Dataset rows
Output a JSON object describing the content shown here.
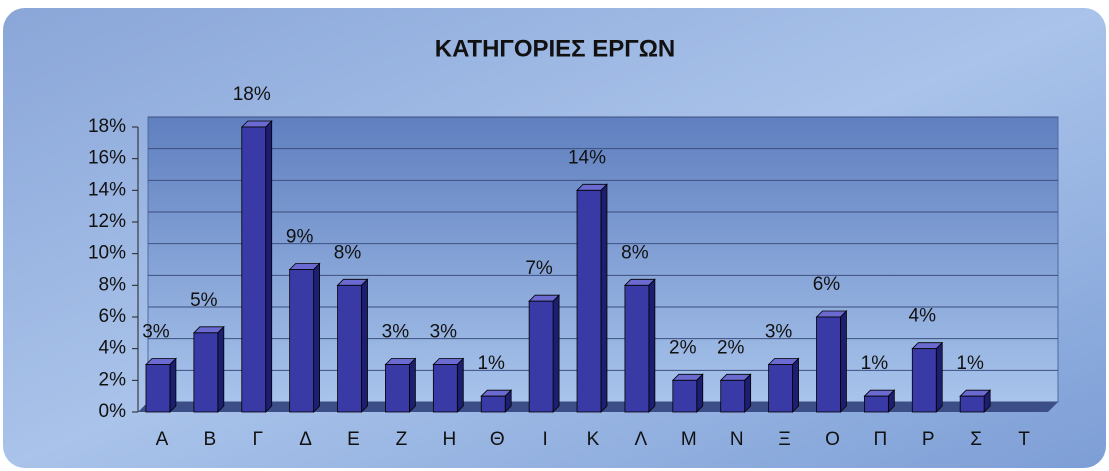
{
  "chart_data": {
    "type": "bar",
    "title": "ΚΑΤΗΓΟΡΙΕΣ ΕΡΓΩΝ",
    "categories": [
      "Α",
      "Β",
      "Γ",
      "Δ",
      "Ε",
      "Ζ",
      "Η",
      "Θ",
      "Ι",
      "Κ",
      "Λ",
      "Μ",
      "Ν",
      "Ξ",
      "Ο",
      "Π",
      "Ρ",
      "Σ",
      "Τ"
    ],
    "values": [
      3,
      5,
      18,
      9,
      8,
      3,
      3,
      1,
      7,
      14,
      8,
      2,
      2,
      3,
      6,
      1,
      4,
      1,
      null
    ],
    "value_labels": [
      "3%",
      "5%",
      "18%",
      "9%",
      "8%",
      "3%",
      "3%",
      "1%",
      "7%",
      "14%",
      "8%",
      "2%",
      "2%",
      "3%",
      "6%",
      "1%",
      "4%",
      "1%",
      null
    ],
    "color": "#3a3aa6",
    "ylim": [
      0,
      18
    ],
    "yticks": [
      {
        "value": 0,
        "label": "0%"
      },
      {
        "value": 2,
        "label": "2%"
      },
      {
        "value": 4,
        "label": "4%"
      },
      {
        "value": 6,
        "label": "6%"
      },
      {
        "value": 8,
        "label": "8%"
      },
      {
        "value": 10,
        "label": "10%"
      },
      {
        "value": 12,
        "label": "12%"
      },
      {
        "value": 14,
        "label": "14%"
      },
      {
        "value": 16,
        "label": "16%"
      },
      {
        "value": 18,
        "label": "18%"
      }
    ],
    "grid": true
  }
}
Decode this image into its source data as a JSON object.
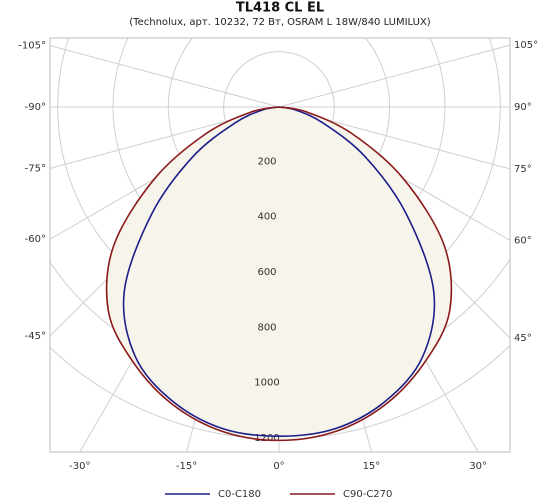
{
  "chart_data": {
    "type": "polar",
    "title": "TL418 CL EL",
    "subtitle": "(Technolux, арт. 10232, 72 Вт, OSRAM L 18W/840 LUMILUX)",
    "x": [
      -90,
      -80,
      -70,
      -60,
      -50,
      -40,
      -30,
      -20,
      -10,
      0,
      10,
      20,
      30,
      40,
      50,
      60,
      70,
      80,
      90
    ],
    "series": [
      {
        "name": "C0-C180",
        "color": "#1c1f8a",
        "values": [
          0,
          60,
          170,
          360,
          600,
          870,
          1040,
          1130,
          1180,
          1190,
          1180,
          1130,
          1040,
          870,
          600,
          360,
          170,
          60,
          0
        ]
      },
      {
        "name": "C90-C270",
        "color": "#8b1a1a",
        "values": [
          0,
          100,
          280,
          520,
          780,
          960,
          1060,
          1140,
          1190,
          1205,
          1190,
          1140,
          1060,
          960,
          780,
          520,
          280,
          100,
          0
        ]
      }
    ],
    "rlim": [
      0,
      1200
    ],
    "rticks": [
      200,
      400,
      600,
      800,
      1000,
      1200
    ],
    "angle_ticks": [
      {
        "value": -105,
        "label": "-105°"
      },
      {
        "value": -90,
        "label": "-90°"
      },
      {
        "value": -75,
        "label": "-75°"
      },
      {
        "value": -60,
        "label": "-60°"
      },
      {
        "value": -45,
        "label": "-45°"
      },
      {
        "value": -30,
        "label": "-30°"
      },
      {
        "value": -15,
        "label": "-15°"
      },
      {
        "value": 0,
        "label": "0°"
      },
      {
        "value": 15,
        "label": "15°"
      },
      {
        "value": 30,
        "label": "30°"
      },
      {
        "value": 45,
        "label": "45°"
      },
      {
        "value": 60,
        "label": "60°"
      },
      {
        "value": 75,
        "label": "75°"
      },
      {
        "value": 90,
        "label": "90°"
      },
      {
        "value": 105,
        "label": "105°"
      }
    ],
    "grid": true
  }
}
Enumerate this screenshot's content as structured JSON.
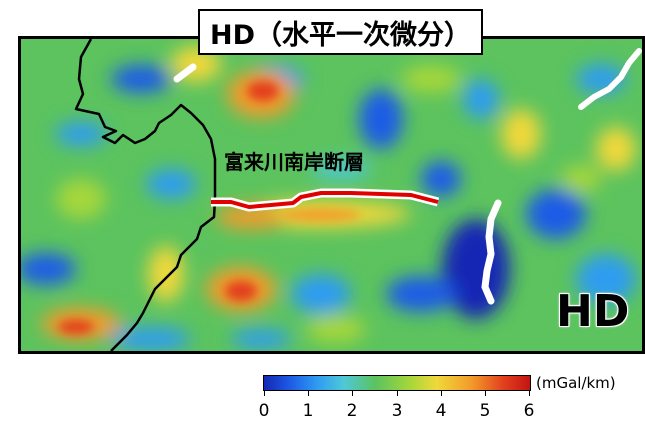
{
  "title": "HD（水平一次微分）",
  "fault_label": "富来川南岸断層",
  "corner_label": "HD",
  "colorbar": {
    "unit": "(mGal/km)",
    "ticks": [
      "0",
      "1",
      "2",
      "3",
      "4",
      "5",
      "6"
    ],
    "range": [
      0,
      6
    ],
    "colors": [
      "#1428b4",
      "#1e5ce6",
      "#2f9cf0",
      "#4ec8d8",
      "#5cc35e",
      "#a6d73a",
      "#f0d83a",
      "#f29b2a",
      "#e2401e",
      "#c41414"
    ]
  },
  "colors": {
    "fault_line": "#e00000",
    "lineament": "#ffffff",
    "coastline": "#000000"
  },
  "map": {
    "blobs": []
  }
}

### [Given instruction]
Give the number of lines containing the word "this". No other answer is needed.

### [Output]
2